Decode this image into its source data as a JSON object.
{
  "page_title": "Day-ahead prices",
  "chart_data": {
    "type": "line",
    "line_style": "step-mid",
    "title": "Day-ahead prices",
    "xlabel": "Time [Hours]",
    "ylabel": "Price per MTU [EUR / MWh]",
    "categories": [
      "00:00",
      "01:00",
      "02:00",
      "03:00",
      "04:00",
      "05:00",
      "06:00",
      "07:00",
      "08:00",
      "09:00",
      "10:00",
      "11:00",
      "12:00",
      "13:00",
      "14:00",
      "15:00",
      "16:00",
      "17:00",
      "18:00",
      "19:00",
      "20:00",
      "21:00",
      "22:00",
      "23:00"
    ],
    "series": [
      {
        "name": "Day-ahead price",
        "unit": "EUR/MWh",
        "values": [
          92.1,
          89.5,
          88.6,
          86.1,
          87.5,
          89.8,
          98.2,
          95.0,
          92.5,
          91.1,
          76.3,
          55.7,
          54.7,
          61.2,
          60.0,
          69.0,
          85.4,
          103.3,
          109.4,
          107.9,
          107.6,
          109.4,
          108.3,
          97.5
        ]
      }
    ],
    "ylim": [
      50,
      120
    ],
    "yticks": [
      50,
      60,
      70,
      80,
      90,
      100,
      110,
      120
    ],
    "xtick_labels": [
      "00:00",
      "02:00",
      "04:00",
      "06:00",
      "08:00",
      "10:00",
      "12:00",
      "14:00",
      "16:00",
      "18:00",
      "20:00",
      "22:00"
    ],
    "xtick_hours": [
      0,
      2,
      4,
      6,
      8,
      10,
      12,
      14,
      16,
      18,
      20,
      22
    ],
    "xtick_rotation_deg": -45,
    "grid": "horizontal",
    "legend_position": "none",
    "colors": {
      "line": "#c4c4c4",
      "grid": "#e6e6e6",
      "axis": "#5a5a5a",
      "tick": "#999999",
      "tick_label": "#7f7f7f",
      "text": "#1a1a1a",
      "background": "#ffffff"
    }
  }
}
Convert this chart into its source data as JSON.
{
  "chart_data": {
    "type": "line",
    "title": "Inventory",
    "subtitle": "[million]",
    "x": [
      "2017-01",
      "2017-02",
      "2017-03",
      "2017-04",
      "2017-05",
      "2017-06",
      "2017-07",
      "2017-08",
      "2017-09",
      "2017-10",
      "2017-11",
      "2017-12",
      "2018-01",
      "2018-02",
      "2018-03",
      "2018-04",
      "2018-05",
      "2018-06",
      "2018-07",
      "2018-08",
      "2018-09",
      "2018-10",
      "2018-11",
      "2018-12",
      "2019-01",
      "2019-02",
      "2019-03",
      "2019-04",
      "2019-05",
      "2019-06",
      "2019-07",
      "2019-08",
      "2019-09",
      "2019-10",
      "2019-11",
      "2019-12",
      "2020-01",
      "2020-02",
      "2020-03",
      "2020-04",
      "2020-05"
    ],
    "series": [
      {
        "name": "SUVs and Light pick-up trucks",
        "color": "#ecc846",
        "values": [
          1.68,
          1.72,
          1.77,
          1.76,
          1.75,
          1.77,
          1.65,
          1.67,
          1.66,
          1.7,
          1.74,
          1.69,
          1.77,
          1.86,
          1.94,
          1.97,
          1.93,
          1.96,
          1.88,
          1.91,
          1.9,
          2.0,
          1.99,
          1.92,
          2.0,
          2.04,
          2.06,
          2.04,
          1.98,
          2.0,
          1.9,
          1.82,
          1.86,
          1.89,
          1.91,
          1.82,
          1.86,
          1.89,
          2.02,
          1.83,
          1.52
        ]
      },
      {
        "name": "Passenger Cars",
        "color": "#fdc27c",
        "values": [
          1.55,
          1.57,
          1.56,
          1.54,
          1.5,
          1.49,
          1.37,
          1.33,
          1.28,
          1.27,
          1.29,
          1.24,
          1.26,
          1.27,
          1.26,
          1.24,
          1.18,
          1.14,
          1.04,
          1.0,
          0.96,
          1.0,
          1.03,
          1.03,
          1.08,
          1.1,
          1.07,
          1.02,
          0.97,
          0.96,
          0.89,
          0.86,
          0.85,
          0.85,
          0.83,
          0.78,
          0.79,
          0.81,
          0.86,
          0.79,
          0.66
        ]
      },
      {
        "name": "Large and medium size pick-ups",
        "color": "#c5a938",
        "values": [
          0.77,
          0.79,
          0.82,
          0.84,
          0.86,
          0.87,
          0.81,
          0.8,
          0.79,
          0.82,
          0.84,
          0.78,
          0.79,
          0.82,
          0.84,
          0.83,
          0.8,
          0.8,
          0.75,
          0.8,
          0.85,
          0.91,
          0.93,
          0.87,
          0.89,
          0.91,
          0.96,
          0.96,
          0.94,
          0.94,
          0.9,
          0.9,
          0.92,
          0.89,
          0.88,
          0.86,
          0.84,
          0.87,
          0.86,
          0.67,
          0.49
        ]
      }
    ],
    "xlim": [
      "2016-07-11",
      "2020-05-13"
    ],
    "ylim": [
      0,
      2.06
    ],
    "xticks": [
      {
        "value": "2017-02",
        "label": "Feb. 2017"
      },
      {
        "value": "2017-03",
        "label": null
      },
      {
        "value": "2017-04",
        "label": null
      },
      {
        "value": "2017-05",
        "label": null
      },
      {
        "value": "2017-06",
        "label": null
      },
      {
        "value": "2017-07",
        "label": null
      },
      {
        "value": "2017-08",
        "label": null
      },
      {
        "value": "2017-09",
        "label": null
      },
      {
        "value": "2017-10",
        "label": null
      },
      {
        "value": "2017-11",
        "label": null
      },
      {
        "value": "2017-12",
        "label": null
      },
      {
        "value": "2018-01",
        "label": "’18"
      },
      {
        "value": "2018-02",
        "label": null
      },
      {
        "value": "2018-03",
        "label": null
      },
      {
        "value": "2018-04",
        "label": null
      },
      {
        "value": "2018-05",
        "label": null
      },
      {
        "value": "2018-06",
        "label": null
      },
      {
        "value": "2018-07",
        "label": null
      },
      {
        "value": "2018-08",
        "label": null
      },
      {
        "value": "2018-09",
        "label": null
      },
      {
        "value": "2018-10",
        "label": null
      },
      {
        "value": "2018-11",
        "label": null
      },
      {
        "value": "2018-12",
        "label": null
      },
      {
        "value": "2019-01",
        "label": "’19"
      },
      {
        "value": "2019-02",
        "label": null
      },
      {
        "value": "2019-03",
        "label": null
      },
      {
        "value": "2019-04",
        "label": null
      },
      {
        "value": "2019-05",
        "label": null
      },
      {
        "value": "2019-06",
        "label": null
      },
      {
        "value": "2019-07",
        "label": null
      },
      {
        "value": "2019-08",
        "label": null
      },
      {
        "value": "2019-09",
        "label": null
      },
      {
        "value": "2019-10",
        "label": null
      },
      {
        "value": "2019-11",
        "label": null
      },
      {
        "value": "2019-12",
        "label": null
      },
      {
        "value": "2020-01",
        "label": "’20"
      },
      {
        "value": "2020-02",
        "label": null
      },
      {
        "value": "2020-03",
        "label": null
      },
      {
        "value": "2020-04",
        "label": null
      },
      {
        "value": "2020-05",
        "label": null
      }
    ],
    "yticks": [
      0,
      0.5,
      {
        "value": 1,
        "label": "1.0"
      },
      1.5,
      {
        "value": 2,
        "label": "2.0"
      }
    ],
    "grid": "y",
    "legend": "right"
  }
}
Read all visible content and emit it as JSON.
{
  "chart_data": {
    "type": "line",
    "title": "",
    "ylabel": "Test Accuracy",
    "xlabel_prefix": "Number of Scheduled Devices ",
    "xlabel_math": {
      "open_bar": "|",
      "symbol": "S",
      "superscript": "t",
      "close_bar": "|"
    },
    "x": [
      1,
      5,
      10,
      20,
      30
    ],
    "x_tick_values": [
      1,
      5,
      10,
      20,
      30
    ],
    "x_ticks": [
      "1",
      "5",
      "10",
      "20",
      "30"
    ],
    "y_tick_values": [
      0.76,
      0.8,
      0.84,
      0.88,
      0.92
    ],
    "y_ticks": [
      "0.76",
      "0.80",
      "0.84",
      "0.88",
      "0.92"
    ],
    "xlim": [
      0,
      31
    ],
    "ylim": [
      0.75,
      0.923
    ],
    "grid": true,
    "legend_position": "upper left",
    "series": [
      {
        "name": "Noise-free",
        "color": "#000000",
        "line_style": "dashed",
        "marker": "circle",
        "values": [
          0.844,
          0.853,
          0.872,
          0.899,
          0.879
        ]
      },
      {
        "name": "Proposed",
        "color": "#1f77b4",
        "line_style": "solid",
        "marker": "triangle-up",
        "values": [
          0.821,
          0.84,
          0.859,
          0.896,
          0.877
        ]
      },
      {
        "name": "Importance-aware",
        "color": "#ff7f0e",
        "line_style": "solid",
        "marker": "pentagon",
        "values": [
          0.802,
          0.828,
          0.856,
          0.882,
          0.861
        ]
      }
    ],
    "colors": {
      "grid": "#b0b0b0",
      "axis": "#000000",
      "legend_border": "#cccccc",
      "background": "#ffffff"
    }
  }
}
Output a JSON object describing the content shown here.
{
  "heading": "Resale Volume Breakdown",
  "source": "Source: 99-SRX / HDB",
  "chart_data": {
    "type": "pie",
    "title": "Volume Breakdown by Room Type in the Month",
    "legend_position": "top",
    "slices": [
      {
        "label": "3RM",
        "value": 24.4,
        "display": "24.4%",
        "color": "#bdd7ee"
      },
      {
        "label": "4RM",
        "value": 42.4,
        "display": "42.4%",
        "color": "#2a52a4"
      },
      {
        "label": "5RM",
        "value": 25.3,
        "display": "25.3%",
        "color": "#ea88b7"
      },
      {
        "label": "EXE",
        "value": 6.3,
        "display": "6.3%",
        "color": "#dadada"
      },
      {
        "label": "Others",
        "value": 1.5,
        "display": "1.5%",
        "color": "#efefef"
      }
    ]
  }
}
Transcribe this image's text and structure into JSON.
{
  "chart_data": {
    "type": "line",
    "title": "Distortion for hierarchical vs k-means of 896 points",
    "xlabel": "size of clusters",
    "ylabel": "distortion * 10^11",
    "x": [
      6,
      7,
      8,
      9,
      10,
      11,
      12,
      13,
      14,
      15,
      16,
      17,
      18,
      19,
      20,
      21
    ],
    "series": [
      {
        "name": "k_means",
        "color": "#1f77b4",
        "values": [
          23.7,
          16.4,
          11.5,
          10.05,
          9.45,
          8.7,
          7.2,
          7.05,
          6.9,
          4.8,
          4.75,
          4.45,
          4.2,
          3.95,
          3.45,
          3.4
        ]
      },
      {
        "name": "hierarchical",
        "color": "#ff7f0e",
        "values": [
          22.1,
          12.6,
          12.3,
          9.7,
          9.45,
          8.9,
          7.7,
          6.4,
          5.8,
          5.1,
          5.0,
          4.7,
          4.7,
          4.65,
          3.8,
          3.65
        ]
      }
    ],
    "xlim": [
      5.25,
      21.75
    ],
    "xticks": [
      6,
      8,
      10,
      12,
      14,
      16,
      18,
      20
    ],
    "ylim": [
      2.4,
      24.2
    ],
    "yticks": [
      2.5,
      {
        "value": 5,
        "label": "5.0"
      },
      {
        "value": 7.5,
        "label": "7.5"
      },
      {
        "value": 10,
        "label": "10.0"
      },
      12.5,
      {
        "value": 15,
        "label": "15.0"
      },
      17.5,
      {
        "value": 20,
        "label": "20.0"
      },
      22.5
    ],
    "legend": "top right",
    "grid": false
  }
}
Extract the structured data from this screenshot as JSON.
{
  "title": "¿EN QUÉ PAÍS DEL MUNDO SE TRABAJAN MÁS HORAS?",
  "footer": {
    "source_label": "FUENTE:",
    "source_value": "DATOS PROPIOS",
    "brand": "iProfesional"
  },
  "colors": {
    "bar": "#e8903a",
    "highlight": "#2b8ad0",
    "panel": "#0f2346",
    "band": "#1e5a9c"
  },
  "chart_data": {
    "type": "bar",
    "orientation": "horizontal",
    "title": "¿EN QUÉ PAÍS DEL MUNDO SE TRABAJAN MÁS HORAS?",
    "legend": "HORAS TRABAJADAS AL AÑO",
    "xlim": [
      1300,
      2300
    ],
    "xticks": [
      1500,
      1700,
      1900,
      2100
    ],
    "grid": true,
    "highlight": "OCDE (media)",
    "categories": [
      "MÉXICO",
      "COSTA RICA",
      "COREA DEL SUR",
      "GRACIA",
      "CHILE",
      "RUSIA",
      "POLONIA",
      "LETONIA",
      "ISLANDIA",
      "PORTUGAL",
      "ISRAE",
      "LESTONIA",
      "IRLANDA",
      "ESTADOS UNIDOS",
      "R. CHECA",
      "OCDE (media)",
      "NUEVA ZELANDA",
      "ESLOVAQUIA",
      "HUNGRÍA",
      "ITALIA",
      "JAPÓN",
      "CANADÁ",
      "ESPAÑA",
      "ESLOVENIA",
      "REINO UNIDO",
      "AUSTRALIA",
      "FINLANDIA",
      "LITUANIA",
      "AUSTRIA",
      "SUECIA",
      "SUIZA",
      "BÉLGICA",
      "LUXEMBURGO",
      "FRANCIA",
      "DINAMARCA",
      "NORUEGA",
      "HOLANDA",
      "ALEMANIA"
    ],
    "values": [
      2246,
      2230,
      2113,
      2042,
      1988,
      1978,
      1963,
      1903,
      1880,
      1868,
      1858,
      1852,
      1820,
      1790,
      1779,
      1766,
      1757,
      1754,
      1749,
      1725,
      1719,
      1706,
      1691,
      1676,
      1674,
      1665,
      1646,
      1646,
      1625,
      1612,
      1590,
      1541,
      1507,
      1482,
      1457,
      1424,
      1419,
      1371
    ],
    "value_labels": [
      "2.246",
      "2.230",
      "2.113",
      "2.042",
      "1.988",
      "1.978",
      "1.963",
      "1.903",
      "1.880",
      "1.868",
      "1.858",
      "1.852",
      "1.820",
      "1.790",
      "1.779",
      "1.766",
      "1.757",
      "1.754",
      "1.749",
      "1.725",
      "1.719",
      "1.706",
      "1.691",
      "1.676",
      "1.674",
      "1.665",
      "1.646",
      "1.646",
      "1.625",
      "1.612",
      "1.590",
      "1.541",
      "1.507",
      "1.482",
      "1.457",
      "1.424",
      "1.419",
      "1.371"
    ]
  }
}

---------------

YOUR OBJECTIVE: Tally the lines of the records holding the word "name", then state only the tally.

ANSWER TO THE PROBLEM: 9